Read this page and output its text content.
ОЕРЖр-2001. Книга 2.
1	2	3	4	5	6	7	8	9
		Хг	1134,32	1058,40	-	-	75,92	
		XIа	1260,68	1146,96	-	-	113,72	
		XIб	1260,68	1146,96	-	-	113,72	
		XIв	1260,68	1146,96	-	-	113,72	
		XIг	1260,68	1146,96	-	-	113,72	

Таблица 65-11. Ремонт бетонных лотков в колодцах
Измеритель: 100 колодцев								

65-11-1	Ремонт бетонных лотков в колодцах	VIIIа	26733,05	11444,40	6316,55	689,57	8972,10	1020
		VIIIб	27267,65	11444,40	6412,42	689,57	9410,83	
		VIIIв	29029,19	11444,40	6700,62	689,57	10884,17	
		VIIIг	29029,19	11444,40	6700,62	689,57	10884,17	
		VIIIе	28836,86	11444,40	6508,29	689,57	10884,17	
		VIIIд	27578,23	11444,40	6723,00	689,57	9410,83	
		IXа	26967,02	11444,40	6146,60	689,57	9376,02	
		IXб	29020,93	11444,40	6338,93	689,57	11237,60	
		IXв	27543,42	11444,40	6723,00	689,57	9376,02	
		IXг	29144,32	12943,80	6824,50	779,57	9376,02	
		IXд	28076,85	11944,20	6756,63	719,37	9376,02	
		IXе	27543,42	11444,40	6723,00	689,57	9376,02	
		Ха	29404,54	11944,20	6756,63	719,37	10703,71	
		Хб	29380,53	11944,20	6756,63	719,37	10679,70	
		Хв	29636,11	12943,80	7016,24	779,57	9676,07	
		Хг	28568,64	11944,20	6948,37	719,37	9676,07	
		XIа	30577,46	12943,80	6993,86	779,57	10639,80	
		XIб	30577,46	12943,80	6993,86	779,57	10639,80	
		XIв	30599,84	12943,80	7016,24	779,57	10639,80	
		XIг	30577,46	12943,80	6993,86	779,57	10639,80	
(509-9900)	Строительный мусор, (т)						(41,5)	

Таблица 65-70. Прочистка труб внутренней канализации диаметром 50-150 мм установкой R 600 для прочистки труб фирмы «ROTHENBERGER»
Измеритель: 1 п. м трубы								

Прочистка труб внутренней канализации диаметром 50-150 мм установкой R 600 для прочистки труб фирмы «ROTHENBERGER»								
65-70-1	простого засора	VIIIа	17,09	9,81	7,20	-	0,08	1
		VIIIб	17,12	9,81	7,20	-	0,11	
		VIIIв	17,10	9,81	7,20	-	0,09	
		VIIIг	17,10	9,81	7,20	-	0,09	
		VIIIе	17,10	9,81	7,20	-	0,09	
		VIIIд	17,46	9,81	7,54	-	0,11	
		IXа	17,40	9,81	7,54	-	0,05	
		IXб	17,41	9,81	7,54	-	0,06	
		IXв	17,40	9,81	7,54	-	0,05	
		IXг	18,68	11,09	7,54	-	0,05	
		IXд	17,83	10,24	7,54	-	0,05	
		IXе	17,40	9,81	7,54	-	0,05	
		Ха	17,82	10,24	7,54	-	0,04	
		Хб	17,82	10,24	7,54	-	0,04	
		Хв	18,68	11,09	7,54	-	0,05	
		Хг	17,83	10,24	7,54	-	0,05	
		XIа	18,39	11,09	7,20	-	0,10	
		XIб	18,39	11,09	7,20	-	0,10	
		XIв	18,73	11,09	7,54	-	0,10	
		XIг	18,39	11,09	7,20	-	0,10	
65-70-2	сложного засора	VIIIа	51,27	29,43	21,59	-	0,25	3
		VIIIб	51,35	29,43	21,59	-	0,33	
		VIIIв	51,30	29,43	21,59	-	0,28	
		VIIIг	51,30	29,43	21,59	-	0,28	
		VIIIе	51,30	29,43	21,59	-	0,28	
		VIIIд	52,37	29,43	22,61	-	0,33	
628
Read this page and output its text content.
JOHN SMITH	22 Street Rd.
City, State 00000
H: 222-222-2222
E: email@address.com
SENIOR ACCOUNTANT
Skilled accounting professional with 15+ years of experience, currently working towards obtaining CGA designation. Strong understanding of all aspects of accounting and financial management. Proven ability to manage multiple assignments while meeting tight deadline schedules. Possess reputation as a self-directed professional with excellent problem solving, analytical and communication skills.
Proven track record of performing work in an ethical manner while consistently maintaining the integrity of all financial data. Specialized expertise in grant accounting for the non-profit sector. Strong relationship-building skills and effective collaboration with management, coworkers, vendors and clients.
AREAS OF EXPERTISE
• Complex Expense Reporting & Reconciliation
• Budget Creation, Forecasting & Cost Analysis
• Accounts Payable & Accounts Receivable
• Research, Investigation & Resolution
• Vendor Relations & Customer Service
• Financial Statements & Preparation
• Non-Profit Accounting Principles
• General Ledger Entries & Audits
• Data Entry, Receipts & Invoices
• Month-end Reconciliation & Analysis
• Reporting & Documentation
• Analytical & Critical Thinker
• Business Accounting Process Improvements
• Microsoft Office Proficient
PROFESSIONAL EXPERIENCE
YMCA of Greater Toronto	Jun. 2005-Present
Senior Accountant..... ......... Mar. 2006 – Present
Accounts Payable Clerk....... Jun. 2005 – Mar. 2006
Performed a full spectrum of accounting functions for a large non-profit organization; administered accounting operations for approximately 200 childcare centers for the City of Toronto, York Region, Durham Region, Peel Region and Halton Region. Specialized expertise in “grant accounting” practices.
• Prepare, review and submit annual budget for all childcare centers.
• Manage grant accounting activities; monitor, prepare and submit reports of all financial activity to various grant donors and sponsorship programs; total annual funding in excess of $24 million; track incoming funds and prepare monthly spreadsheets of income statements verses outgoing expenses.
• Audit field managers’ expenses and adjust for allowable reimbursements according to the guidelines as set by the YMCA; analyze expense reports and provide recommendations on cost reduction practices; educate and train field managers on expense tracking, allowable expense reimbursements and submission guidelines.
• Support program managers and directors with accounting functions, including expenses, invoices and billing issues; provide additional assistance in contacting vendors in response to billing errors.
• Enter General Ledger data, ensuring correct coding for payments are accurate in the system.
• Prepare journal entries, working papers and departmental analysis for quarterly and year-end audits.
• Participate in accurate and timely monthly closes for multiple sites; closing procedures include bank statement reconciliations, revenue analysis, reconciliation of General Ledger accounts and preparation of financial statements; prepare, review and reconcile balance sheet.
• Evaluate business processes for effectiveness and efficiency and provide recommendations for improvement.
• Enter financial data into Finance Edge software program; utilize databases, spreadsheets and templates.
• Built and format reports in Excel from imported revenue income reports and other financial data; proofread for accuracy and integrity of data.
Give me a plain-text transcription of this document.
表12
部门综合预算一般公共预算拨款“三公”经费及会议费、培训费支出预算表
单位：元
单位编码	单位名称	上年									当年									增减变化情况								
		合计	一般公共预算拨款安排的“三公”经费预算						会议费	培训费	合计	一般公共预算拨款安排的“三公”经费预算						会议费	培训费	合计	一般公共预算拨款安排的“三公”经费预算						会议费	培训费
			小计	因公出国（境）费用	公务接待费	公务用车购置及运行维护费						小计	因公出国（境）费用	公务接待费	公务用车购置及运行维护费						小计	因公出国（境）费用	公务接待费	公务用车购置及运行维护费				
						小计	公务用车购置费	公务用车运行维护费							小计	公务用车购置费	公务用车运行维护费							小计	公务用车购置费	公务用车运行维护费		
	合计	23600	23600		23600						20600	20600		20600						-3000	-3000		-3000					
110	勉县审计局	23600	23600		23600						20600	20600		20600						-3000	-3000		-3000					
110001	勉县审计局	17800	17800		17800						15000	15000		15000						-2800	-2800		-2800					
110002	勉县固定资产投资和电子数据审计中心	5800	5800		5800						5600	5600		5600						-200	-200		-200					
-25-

══════

→ **Instructions for the task**
Report how many lines in the records above contain the word "Reporting", giving only the number.

→ **Answer for this exercise**
2